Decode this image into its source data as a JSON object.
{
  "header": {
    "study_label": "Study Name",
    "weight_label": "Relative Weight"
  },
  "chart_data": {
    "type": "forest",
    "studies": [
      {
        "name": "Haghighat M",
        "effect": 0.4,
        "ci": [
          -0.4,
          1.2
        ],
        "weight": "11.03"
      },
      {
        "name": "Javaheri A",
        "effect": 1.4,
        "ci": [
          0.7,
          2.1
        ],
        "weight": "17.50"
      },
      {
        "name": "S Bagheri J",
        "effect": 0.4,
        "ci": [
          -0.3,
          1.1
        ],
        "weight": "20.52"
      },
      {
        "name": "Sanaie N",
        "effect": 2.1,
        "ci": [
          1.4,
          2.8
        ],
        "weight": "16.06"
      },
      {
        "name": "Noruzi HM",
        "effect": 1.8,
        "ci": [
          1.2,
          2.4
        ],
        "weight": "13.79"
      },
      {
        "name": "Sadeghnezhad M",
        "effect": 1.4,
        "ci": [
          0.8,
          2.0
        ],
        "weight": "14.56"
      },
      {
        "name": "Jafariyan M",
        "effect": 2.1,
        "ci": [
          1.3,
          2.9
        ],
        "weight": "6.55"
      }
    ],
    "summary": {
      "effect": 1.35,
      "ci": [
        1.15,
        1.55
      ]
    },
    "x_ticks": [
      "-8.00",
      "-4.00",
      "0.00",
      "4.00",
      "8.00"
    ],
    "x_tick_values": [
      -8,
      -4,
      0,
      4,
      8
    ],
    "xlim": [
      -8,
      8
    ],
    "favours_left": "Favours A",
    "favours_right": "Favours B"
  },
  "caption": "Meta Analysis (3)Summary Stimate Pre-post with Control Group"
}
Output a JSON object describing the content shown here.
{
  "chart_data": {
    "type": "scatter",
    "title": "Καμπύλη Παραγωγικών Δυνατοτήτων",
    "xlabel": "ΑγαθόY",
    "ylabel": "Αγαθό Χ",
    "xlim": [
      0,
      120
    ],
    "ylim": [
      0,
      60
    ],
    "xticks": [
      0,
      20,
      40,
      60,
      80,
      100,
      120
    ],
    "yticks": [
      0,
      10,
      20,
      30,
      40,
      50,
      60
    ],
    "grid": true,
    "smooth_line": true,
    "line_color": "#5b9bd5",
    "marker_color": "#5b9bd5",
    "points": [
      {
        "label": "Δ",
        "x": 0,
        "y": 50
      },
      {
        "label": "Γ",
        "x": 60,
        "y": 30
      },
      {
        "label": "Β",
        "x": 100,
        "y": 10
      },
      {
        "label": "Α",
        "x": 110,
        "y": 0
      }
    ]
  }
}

=====

> TASK PROMPT
Every line above needs to be retyped exactly.

> SOLUTION TO THE PROBLEM
Decode this image into its source data as a JSON object.
{
  "header": {
    "study_label": "Study Name",
    "weight_label": "Relative Weight"
  },
  "chart_data": {
    "type": "forest",
    "studies": [
      {
        "name": "Haghighat M",
        "effect": 0.4,
        "ci": [
          -0.4,
          1.2
        ],
        "weight": "11.03"
      },
      {
        "name": "Javaheri A",
        "effect": 1.4,
        "ci": [
          0.7,
          2.1
        ],
        "weight": "17.50"
      },
      {
        "name": "S Bagheri J",
        "effect": 0.4,
        "ci": [
          -0.3,
          1.1
        ],
        "weight": "20.52"
      },
      {
        "name": "Sanaie N",
        "effect": 2.1,
        "ci": [
          1.4,
          2.8
        ],
        "weight": "16.06"
      },
      {
        "name": "Noruzi HM",
        "effect": 1.8,
        "ci": [
          1.2,
          2.4
        ],
        "weight": "13.79"
      },
      {
        "name": "Sadeghnezhad M",
        "effect": 1.4,
        "ci": [
          0.8,
          2.0
        ],
        "weight": "14.56"
      },
      {
        "name": "Jafariyan M",
        "effect": 2.1,
        "ci": [
          1.3,
          2.9
        ],
        "weight": "6.55"
      }
    ],
    "summary": {
      "effect": 1.35,
      "ci": [
        1.15,
        1.55
      ]
    },
    "x_ticks": [
      "-8.00",
      "-4.00",
      "0.00",
      "4.00",
      "8.00"
    ],
    "x_tick_values": [
      -8,
      -4,
      0,
      4,
      8
    ],
    "xlim": [
      -8,
      8
    ],
    "favours_left": "Favours A",
    "favours_right": "Favours B"
  },
  "caption": "Meta Analysis (3)Summary Stimate Pre-post with Control Group"
}
Output a JSON object describing the content shown here.
{
  "chart_data": {
    "type": "scatter",
    "title": "Καμπύλη Παραγωγικών Δυνατοτήτων",
    "xlabel": "ΑγαθόY",
    "ylabel": "Αγαθό Χ",
    "xlim": [
      0,
      120
    ],
    "ylim": [
      0,
      60
    ],
    "xticks": [
      0,
      20,
      40,
      60,
      80,
      100,
      120
    ],
    "yticks": [
      0,
      10,
      20,
      30,
      40,
      50,
      60
    ],
    "grid": true,
    "smooth_line": true,
    "line_color": "#5b9bd5",
    "marker_color": "#5b9bd5",
    "points": [
      {
        "label": "Δ",
        "x": 0,
        "y": 50
      },
      {
        "label": "Γ",
        "x": 60,
        "y": 30
      },
      {
        "label": "Β",
        "x": 100,
        "y": 10
      },
      {
        "label": "Α",
        "x": 110,
        "y": 0
      }
    ]
  }
}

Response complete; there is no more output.